▶ **Your goal**:
Answer these three questions from the interview:
1. Where does the speaker say they were raised?
2. Why is the speaker staying at the tabernacle right now?
3. Which machine did the speaker turn off in shop class?

Is it hard to be a famous musician and a preacher at the same time?

No.  People come to the church, to the tabernacle, and take pictures out in front of the sign.  They come out there and just sit out there.  I can’t leave the house because there’s a horde of people out front.  And I’m staying at the tabernacle right now because they’re remodeling the house, so sometimes I have to sit down the street because there’s people in front of the tabernacle, in front of the gates.

Then there’s sometimes I just come down there and get out the car and just start huggin’ and kissin’ ‘em, that’s all.  And that’s all they want!  They don’t want to hurt you, they just want to say, “I just love your music; I’ve been listening to you so long.”  So I just start huggin’ ‘em and they say, “I just didn’t know he would do that.  I mean, he just got out of the car and hugged me.  I thought he might be a little stand-offish,” or something.  And I’m like, “I don’t know how to be stand-offish.  I was raised in Michigan.  I been waitin’ down the street for two hours.  Y’all won’t leave (laughs).”

Does the way you sing affect the way you preach or vice versa?

I think it’s all mixed in together.  I can’t sing no better than the way I can preach, and I can’t preach no better than the way I can sing.

Do you remember the first time you ever performed?

I sung with the high school choir and I was in the Glee Club.  I was always singing with a group of people, it wasn’t like me performing so much as it was a vast choir thing.  And then after that, I just kind of started singing in the shop class because the machines was running and nobody could hear me no way, and I had on ear muffs and goggles.  One day, I turned the machine off, the lathe, and I looked around and all the whole class is standing behind me saying, “This guy can sing,” and I’m thinking, “You gotta be kidding me.  I mean, come on.  What are you doing, standing behind me like this?”

▶ **Excerpted records**:
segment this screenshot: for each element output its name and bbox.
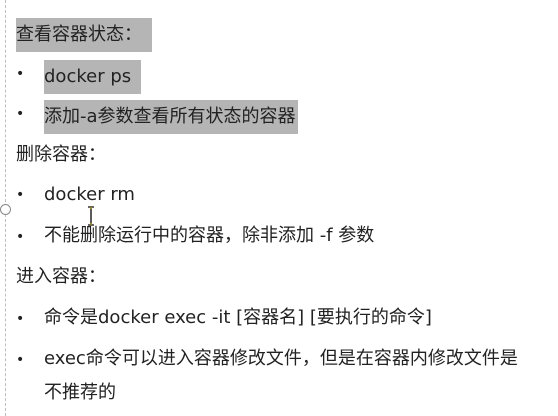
list-item-rm-warning[interactable]: 不能删除运行中的容器，除非添加 -f 参数 [44,223,374,249]
list-item-text: docker ps [44,60,142,94]
bullet-icon: • [16,187,25,203]
bullet-icon: • [16,66,25,82]
list-item-exec-note[interactable]: exec命令可以进入容器修改文件，但是在容器内修改文件是 [44,346,518,372]
list-item-docker-exec[interactable]: 命令是docker exec -it [容器名] [要执行的命令] [44,305,432,331]
list-item-exec-note-continued: 不推荐的 [44,382,116,403]
list-item-docker-ps[interactable]: docker ps [44,60,142,94]
bullet-icon: • [16,229,25,245]
list-item-docker-rm[interactable]: docker rm [44,182,135,208]
bullet-icon: • [16,311,25,327]
section-heading-status: 查看容器状态： [16,18,152,52]
block-drag-handle[interactable] [0,204,11,215]
list-item-add-a-flag[interactable]: 添加-a参数查看所有状态的容器 [44,100,298,134]
section-heading-enter: 进入容器： [16,266,106,287]
section-heading-remove: 删除容器： [16,144,106,165]
bullet-icon: • [16,352,25,368]
heading-text: 查看容器状态： [16,18,152,52]
list-item-text: 添加-a参数查看所有状态的容器 [44,100,298,134]
bullet-icon: • [16,106,25,122]
text-cursor-icon [88,206,94,226]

▶ **Task response**:
1. Michigan.
2. Because the house is being remodeled.
3. The lathe.